# WORK REQUIRED
Give the listing below again in full, exactly as written.

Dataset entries
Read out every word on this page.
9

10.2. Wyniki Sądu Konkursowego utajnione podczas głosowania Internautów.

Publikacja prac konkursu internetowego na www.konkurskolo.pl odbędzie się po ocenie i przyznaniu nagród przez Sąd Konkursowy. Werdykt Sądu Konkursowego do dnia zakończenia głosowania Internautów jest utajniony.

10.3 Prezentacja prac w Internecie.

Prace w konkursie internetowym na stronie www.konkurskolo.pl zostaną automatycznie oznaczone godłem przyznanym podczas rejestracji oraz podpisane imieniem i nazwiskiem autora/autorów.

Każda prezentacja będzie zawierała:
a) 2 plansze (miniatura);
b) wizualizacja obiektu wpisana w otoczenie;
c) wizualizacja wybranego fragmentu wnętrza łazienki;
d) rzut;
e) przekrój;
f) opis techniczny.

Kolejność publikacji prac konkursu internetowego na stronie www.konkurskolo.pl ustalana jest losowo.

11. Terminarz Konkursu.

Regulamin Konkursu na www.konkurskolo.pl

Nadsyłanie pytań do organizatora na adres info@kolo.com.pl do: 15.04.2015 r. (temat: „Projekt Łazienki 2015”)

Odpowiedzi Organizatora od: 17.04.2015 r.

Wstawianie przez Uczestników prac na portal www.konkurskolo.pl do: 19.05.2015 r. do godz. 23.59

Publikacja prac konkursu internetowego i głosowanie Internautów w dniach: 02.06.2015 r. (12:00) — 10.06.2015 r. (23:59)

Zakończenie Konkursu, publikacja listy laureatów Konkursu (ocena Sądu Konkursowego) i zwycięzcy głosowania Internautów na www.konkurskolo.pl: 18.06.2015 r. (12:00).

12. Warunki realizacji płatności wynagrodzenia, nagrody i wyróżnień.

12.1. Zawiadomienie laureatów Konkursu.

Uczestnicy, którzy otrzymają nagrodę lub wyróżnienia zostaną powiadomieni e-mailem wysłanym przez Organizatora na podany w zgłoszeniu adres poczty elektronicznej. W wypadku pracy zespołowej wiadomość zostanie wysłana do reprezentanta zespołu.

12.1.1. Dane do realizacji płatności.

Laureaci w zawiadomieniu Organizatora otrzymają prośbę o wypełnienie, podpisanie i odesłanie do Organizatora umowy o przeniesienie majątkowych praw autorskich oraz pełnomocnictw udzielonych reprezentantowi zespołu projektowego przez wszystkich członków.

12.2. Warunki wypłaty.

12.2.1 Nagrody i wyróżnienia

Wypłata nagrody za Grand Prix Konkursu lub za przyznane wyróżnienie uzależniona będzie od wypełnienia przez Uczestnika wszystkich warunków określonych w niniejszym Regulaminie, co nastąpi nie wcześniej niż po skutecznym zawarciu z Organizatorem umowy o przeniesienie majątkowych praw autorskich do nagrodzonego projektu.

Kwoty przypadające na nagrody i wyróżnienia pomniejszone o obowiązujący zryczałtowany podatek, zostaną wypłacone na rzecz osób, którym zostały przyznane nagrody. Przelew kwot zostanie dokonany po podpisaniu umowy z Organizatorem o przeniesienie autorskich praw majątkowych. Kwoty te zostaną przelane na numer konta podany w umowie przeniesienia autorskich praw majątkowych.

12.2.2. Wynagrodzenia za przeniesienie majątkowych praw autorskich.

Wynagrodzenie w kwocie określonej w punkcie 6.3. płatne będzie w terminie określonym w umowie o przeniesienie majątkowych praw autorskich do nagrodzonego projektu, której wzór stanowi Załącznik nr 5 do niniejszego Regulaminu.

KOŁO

# FULL ANSWER
Read out every word on this page.
9

10.2. Wyniki Sądu Konkursowego utajnione podczas głosowania Internautów.

Publikacja prac konkursu internetowego na www.konkurskolo.pl odbędzie się po ocenie i przyznaniu nagród przez Sąd Konkursowy. Werdykt Sądu Konkursowego do dnia zakończenia głosowania Internautów jest utajniony.

10.3 Prezentacja prac w Internecie.

Prace w konkursie internetowym na stronie www.konkurskolo.pl zostaną automatycznie oznaczone godłem przyznanym podczas rejestracji oraz podpisane imieniem i nazwiskiem autora/autorów.

Każda prezentacja będzie zawierała:
a) 2 plansze (miniatura);
b) wizualizacja obiektu wpisana w otoczenie;
c) wizualizacja wybranego fragmentu wnętrza łazienki;
d) rzut;
e) przekrój;
f) opis techniczny.

Kolejność publikacji prac konkursu internetowego na stronie www.konkurskolo.pl ustalana jest losowo.

11. Terminarz Konkursu.

Regulamin Konkursu na www.konkurskolo.pl

Nadsyłanie pytań do organizatora na adres info@kolo.com.pl do: 15.04.2015 r. (temat: „Projekt Łazienki 2015”)

Odpowiedzi Organizatora od: 17.04.2015 r.

Wstawianie przez Uczestników prac na portal www.konkurskolo.pl do: 19.05.2015 r. do godz. 23.59

Publikacja prac konkursu internetowego i głosowanie Internautów w dniach: 02.06.2015 r. (12:00) — 10.06.2015 r. (23:59)

Zakończenie Konkursu, publikacja listy laureatów Konkursu (ocena Sądu Konkursowego) i zwycięzcy głosowania Internautów na www.konkurskolo.pl: 18.06.2015 r. (12:00).

12. Warunki realizacji płatności wynagrodzenia, nagrody i wyróżnień.

12.1. Zawiadomienie laureatów Konkursu.

Uczestnicy, którzy otrzymają nagrodę lub wyróżnienia zostaną powiadomieni e-mailem wysłanym przez Organizatora na podany w zgłoszeniu adres poczty elektronicznej. W wypadku pracy zespołowej wiadomość zostanie wysłana do reprezentanta zespołu.

12.1.1. Dane do realizacji płatności.

Laureaci w zawiadomieniu Organizatora otrzymają prośbę o wypełnienie, podpisanie i odesłanie do Organizatora umowy o przeniesienie majątkowych praw autorskich oraz pełnomocnictw udzielonych reprezentantowi zespołu projektowego przez wszystkich członków.

12.2. Warunki wypłaty.

12.2.1 Nagrody i wyróżnienia

Wypłata nagrody za Grand Prix Konkursu lub za przyznane wyróżnienie uzależniona będzie od wypełnienia przez Uczestnika wszystkich warunków określonych w niniejszym Regulaminie, co nastąpi nie wcześniej niż po skutecznym zawarciu z Organizatorem umowy o przeniesienie majątkowych praw autorskich do nagrodzonego projektu.

Kwoty przypadające na nagrody i wyróżnienia pomniejszone o obowiązujący zryczałtowany podatek, zostaną wypłacone na rzecz osób, którym zostały przyznane nagrody. Przelew kwot zostanie dokonany po podpisaniu umowy z Organizatorem o przeniesienie autorskich praw majątkowych. Kwoty te zostaną przelane na numer konta podany w umowie przeniesienia autorskich praw majątkowych.

12.2.2. Wynagrodzenia za przeniesienie majątkowych praw autorskich.

Wynagrodzenie w kwocie określonej w punkcie 6.3. płatne będzie w terminie określonym w umowie o przeniesienie majątkowych praw autorskich do nagrodzonego projektu, której wzór stanowi Załącznik nr 5 do niniejszego Regulaminu.

KOŁO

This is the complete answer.